===== RECORDED INFORMATION =====

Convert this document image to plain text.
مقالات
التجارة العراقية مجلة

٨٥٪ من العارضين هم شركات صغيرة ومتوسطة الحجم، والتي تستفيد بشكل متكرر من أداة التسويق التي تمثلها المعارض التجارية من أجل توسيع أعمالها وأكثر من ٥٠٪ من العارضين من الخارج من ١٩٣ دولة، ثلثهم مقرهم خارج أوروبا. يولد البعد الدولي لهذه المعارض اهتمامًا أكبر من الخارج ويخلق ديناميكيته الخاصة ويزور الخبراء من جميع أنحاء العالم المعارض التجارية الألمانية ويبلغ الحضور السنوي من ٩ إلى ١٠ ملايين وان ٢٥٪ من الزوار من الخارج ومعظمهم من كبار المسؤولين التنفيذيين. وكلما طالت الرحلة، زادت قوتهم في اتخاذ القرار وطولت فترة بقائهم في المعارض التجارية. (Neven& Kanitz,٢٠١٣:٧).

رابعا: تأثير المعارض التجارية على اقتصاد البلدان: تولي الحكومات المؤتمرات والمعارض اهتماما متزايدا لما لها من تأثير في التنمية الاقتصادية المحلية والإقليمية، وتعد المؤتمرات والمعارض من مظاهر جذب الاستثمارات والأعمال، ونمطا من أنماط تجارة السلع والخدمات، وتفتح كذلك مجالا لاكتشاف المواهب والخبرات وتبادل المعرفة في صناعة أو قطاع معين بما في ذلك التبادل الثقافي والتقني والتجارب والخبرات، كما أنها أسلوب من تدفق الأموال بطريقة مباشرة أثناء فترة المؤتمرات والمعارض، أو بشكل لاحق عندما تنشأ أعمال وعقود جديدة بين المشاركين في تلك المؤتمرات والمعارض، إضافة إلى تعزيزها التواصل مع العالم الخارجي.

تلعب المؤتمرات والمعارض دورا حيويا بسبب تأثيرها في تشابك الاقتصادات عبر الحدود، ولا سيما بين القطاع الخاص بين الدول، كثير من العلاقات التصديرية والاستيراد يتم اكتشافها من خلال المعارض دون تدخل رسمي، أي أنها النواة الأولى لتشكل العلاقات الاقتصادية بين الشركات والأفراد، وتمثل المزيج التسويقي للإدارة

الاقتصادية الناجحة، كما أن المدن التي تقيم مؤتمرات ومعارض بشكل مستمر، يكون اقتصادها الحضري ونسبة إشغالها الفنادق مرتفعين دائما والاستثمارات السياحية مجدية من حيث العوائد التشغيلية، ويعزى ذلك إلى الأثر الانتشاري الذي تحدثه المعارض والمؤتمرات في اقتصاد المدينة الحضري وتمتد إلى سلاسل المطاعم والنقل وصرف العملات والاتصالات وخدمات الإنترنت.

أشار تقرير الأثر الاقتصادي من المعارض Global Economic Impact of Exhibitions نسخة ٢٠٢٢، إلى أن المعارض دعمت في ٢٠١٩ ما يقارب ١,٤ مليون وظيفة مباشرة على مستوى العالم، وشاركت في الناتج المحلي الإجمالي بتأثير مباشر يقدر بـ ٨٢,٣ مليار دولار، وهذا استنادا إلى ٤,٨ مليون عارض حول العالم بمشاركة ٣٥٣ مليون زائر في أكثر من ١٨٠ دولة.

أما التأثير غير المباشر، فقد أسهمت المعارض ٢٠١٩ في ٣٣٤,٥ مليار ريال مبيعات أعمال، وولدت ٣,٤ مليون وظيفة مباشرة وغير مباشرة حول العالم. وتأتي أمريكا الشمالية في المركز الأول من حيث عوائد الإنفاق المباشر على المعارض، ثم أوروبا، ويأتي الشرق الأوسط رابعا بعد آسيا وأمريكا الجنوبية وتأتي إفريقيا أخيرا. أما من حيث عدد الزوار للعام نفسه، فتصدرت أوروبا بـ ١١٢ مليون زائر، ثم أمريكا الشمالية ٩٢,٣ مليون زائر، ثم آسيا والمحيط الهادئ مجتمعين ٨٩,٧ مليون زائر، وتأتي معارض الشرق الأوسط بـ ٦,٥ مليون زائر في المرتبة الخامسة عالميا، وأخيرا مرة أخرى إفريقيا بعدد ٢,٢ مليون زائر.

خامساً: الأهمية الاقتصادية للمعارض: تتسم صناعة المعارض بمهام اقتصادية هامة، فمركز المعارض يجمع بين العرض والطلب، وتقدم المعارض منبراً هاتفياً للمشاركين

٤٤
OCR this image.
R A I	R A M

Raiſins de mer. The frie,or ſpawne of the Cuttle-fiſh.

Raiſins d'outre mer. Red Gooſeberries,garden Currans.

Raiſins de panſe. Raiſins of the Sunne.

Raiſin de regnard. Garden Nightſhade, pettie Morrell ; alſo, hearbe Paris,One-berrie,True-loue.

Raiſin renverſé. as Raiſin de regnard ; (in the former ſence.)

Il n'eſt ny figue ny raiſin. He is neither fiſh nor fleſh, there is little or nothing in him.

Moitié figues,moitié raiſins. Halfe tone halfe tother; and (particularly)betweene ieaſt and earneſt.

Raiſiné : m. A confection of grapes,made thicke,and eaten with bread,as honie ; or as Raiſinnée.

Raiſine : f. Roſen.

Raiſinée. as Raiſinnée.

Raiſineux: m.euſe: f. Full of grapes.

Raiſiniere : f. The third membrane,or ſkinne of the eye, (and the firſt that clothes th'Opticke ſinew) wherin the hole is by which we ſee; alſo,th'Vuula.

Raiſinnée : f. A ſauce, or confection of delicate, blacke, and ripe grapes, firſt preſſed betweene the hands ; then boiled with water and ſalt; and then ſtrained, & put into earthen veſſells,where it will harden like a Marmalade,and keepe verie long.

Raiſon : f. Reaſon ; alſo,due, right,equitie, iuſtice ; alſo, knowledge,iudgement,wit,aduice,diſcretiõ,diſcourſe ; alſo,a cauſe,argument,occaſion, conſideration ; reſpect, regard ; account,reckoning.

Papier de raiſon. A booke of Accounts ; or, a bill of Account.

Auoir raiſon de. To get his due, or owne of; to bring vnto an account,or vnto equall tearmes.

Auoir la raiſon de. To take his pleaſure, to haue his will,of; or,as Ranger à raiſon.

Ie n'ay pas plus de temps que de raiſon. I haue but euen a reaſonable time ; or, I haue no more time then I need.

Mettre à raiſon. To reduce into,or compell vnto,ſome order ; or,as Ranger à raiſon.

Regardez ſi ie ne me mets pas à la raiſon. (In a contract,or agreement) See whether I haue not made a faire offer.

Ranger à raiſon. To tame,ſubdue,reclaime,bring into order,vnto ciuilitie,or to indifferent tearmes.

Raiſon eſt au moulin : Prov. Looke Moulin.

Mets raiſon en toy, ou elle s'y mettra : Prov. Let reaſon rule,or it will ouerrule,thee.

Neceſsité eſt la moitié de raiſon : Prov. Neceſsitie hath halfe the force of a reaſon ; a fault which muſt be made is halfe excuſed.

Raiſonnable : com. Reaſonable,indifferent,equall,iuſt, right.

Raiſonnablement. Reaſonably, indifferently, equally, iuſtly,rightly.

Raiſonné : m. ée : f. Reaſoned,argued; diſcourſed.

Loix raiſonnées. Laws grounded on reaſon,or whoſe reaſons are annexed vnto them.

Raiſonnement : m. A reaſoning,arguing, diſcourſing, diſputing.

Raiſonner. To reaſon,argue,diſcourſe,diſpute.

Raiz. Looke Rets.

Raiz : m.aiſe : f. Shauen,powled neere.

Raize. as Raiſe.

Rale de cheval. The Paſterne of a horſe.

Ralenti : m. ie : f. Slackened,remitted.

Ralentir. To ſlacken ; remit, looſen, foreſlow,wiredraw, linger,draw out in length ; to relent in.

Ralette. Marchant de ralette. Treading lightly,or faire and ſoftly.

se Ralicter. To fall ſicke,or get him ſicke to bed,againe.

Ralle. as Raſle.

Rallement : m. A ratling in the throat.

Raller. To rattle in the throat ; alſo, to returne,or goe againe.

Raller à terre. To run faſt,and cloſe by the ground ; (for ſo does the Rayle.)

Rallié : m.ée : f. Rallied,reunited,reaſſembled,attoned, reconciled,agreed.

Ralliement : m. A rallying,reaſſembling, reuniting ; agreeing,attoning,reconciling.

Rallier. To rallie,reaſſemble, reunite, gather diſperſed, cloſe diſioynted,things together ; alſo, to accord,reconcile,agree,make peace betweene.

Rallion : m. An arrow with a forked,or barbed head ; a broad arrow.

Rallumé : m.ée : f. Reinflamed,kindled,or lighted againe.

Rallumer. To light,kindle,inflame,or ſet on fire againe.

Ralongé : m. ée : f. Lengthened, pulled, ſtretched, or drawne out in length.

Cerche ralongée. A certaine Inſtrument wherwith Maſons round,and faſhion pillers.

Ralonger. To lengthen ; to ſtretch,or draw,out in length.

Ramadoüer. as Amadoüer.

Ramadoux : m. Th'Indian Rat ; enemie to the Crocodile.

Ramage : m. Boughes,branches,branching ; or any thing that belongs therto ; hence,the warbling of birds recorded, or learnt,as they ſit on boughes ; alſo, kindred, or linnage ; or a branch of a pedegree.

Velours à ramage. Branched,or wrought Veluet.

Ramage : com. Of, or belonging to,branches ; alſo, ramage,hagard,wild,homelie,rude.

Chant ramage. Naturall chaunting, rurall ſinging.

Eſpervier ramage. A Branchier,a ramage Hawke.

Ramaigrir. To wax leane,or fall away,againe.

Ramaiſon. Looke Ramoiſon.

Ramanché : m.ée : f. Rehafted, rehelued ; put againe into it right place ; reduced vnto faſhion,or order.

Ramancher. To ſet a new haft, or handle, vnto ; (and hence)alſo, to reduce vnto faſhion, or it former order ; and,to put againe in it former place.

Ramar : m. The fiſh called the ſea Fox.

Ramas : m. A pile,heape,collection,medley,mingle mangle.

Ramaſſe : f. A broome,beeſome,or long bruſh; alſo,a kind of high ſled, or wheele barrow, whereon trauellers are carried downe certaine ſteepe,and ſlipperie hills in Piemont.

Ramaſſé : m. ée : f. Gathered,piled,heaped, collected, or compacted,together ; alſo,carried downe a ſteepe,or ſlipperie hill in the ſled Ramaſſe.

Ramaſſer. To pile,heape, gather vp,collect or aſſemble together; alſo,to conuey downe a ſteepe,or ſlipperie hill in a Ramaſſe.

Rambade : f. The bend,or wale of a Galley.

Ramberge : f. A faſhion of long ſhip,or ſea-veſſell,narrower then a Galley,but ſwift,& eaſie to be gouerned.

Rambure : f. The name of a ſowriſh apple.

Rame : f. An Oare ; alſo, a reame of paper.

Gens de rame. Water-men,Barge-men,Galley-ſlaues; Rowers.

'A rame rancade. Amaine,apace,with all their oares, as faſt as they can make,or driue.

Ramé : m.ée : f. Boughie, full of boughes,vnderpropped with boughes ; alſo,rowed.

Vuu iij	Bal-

=====

• [EXERCISE] In the entries above, count every line containing the word "certaine". Write only the total.

• [RESULT BELOW] 2